WORK INSTRUCTIONS:
(1) List, in order of first appearance, each distinct pinpoint cited with "Id. at" in the case summary.
(2) Count the rows that contain the string "REALTIME", treating case as significant, and give only the number.

PROVIDED TEXT:
By: Jennifer Weitz, Esq. and Ty Hyderally, Esq.
In Kamara v. Wayfair, LLC, 2022 U.S. Dist. LEXIS 695, the District Court for the District of New Jersey denied Wayfair’s motion to dismiss, finding that plaintiff Mabendu Kamara’s Amended Complaint adequately demonstrated a connection between her pregnancy and her subsequent job termination, and that she adequately demonstrated severe or pervasive conduct resulting in a hostile work environment. The Court also pointed out that, generally, employment discrimination cases should not be dismissed at the outset of litigation, as Wayfair was attempting to do. Id. at *6.
Plaintiff Mabendu Kamara worked at Wayfair’s Cranbury, New Jersey warehouse. Id. at *1. Four months after she began, Kamara informed Wayfair that she was pregnant and requested light-duty work as an accommodation. Id. at *2. Wayfair approved Kamara’s request, but several instances of harassment occurred after Kamara disclosed her pregnancy. Kamara alleged that first, she was passed up for a promotion, while at the same time one of her coworkers was promoted and became her immediate supervisor. Id. Kamara claimed that she was both interested in and qualified for the supervisory position, but that Wayfair didn’t post it and did not give her an opportunity to apply for it. Id.
After Kamara’s coworker became her supervisor, he revoked her light-duty accommodation but provided no explanation, and gave Kamara a hard time about taking pregnancy-related breaks. Id. Kamara alleged that other employees “who required accommodations were not denied the same without legitimate explanation” and that her new supervisor did not hassle other workers the way he did Kamara. Id. at *3.

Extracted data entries

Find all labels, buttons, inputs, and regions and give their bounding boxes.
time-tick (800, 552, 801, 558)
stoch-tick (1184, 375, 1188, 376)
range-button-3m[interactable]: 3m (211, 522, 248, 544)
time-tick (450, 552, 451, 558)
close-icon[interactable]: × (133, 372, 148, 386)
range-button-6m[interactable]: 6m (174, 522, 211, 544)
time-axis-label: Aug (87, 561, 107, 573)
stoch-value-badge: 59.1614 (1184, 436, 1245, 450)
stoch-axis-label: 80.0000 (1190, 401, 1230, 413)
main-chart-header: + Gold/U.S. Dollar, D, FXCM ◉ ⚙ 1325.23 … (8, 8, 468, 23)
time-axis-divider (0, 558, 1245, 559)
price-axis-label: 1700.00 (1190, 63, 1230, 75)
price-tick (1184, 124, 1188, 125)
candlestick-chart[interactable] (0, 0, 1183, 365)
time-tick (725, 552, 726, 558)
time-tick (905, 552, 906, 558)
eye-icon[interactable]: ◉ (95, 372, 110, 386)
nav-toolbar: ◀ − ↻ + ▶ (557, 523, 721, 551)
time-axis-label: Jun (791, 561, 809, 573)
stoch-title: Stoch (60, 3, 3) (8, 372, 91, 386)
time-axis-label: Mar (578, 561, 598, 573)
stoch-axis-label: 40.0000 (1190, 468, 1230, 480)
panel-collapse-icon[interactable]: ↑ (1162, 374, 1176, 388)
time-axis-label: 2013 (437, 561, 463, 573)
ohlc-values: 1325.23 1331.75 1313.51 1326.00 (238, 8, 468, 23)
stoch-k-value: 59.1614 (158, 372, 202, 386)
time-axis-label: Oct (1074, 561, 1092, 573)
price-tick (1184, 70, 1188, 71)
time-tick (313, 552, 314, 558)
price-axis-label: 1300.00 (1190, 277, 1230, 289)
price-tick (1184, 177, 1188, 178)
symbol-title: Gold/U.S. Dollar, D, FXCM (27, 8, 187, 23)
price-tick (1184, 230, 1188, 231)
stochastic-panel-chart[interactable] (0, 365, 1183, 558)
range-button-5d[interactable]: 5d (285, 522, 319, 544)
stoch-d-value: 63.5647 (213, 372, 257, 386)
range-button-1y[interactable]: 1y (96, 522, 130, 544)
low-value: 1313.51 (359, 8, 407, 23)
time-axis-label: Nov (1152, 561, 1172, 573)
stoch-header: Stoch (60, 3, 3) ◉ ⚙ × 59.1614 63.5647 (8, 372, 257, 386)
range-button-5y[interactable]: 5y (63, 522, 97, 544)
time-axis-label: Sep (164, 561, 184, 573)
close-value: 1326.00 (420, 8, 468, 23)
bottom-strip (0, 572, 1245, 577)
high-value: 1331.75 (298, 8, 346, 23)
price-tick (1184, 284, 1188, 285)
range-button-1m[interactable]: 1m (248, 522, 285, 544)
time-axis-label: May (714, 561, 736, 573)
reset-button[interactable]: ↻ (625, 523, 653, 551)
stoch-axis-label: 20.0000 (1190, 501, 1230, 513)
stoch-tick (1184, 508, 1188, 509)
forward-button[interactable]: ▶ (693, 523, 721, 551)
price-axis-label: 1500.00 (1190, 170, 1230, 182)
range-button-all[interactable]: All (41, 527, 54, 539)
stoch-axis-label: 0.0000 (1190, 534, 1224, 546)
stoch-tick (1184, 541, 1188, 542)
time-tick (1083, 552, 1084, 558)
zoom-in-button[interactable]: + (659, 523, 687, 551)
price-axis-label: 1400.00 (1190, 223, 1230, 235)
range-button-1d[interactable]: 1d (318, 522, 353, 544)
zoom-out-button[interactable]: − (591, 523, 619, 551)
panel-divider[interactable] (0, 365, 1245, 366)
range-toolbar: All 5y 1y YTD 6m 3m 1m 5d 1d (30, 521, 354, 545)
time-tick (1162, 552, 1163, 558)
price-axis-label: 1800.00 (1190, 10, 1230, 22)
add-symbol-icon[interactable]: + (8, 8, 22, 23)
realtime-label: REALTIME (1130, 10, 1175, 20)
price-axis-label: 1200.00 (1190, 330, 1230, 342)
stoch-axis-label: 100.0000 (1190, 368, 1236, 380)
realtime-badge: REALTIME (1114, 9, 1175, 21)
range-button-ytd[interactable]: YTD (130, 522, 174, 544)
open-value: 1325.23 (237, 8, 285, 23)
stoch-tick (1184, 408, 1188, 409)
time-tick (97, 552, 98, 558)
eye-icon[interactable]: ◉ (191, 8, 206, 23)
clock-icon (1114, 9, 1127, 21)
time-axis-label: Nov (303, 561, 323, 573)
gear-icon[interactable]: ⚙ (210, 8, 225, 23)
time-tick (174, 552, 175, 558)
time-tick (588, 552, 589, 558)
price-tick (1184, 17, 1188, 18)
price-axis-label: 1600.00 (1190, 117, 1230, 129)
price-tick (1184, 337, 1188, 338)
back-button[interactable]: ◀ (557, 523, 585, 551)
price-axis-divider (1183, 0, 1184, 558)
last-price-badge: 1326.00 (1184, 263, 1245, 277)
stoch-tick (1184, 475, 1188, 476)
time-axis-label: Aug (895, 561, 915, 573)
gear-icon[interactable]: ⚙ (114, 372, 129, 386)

ANSWERS GIVEN:
(1) *6, *1, *2, *3

(2) 2